### WORK TO COMPLETE
Copy every line of the items below word for word, leaving out the pictures.

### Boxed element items
[START]

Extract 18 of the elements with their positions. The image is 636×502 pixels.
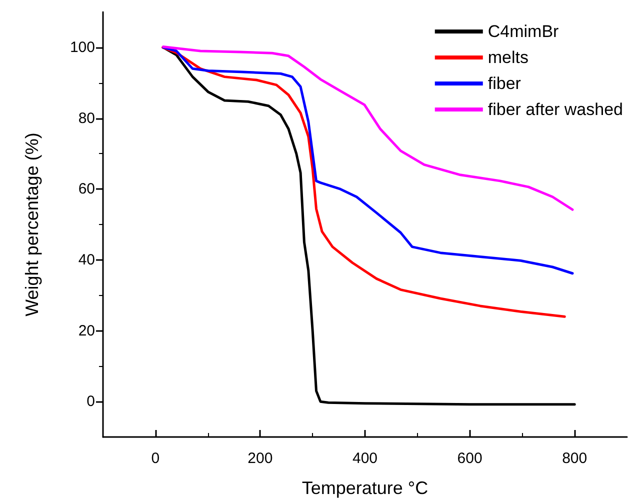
y-tick-label: 0 (86, 393, 95, 410)
legend-label: fiber after washed (488, 100, 624, 119)
legend-label: C4mimBr (488, 22, 560, 41)
x-tick-label: 200 (248, 450, 273, 467)
y-tick-label: 60 (78, 180, 95, 198)
x-tick-label: 600 (457, 450, 482, 467)
y-tick-label: 100 (70, 38, 95, 56)
y-tick-label: 80 (78, 110, 95, 127)
x-tick-label: 800 (562, 450, 588, 467)
y-tick-label: 40 (78, 251, 95, 268)
legend-label: fiber (488, 74, 522, 93)
line-series (161, 46, 566, 318)
legend-label: melts (488, 48, 528, 67)
x-axis-title: Temperature °C (302, 478, 428, 498)
y-tick-label: 20 (78, 322, 95, 340)
x-tick-label: 0 (151, 450, 160, 467)
y-axis-title: Weight percentage (%) (22, 132, 42, 316)
x-tick-label: 400 (352, 450, 378, 467)
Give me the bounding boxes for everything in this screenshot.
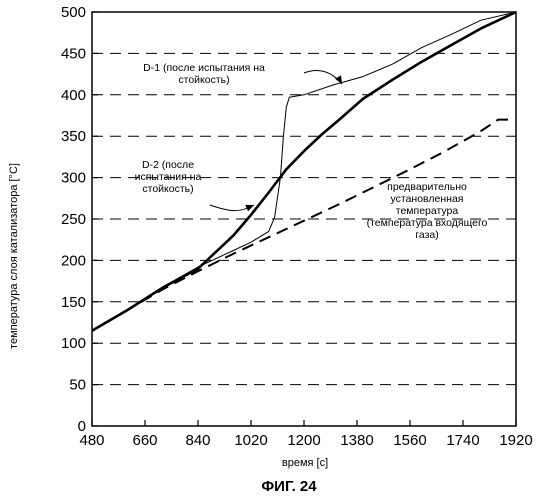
annotation-text: (температура входящего	[367, 217, 488, 229]
y-tick-label: 400	[61, 87, 86, 104]
y-tick-label: 0	[78, 418, 86, 435]
x-axis-label: время [с]	[282, 457, 328, 469]
arrowhead-icon	[335, 75, 342, 84]
x-axis-ticks: 480660840102012001380156017401920	[79, 420, 532, 449]
y-tick-label: 500	[61, 4, 86, 21]
annotation-text: стойкость)	[142, 183, 193, 195]
annotation-text: газа)	[415, 229, 438, 241]
annotation-text: D-2 (после	[142, 159, 194, 171]
annotation-text: стойкость)	[178, 74, 229, 86]
figure-label: ФИГ. 24	[261, 478, 317, 495]
y-tick-label: 150	[61, 294, 86, 311]
x-tick-label: 1020	[234, 432, 267, 449]
y-tick-label: 100	[61, 335, 86, 352]
annotation-leader	[304, 70, 342, 84]
y-tick-label: 350	[61, 128, 86, 145]
x-tick-label: 1560	[393, 432, 426, 449]
x-tick-label: 840	[185, 432, 210, 449]
y-axis-label: температура слоя катализатора [°C]	[8, 163, 20, 349]
annotation-text: D-1 (после испытания на	[143, 62, 265, 74]
x-tick-label: 1740	[446, 432, 479, 449]
x-tick-label: 660	[132, 432, 157, 449]
annotation-text: испытания на	[135, 171, 202, 183]
annotation-text: предварительно	[387, 181, 467, 193]
x-tick-label: 1200	[287, 432, 320, 449]
y-tick-label: 200	[61, 252, 86, 269]
y-tick-label: 300	[61, 170, 86, 187]
x-tick-label: 1920	[499, 432, 532, 449]
annotation-text: температура	[396, 205, 459, 217]
y-tick-label: 250	[61, 211, 86, 228]
annotation-text: установленная	[391, 193, 464, 205]
y-tick-label: 50	[69, 377, 86, 394]
x-tick-label: 1380	[340, 432, 373, 449]
annotations: D-1 (после испытания настойкость)D-2 (по…	[135, 62, 488, 241]
y-tick-label: 450	[61, 45, 86, 62]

[END]

### EXERCISE RESULT
Extract 18 of the elements with their positions. The image is 636×502 pixels.
y-tick-label: 0 (86, 393, 95, 410)
legend-label: fiber after washed (488, 100, 624, 119)
legend-label: C4mimBr (488, 22, 560, 41)
x-tick-label: 200 (248, 450, 273, 467)
y-tick-label: 60 (78, 180, 95, 198)
x-tick-label: 600 (457, 450, 482, 467)
y-tick-label: 100 (70, 38, 95, 56)
y-tick-label: 80 (78, 110, 95, 127)
x-tick-label: 800 (562, 450, 588, 467)
y-tick-label: 40 (78, 251, 95, 268)
legend-label: fiber (488, 74, 522, 93)
line-series (161, 46, 566, 318)
legend-label: melts (488, 48, 528, 67)
x-axis-title: Temperature °C (302, 478, 428, 498)
y-tick-label: 20 (78, 322, 95, 340)
x-tick-label: 0 (151, 450, 160, 467)
y-axis-title: Weight percentage (%) (22, 132, 42, 316)
x-tick-label: 400 (352, 450, 378, 467)
Give me the bounding boxes for everything in this screenshot.
annotation-text: (температура входящего	[367, 217, 488, 229]
y-tick-label: 400	[61, 87, 86, 104]
y-tick-label: 0	[78, 418, 86, 435]
x-axis-label: время [с]	[282, 457, 328, 469]
arrowhead-icon	[335, 75, 342, 84]
x-axis-ticks: 480660840102012001380156017401920	[79, 420, 532, 449]
y-tick-label: 500	[61, 4, 86, 21]
annotation-text: стойкость)	[142, 183, 193, 195]
annotation-text: газа)	[415, 229, 438, 241]
annotation-text: D-2 (после	[142, 159, 194, 171]
annotation-text: стойкость)	[178, 74, 229, 86]
figure-label: ФИГ. 24	[261, 478, 317, 495]
y-tick-label: 150	[61, 294, 86, 311]
x-tick-label: 1020	[234, 432, 267, 449]
y-tick-label: 100	[61, 335, 86, 352]
annotation-leader	[304, 70, 342, 84]
y-tick-label: 350	[61, 128, 86, 145]
x-tick-label: 1560	[393, 432, 426, 449]
x-tick-label: 840	[185, 432, 210, 449]
y-axis-label: температура слоя катализатора [°C]	[8, 163, 20, 349]
annotation-text: D-1 (после испытания на	[143, 62, 265, 74]
x-tick-label: 1740	[446, 432, 479, 449]
x-tick-label: 660	[132, 432, 157, 449]
annotation-text: испытания на	[135, 171, 202, 183]
annotation-text: предварительно	[387, 181, 467, 193]
x-tick-label: 1200	[287, 432, 320, 449]
y-tick-label: 200	[61, 252, 86, 269]
y-tick-label: 300	[61, 170, 86, 187]
x-tick-label: 1920	[499, 432, 532, 449]
annotation-text: температура	[396, 205, 459, 217]
y-tick-label: 250	[61, 211, 86, 228]
annotation-text: установленная	[391, 193, 464, 205]
y-tick-label: 50	[69, 377, 86, 394]
x-tick-label: 1380	[340, 432, 373, 449]
annotations: D-1 (после испытания настойкость)D-2 (по…	[135, 62, 488, 241]
y-tick-label: 450	[61, 45, 86, 62]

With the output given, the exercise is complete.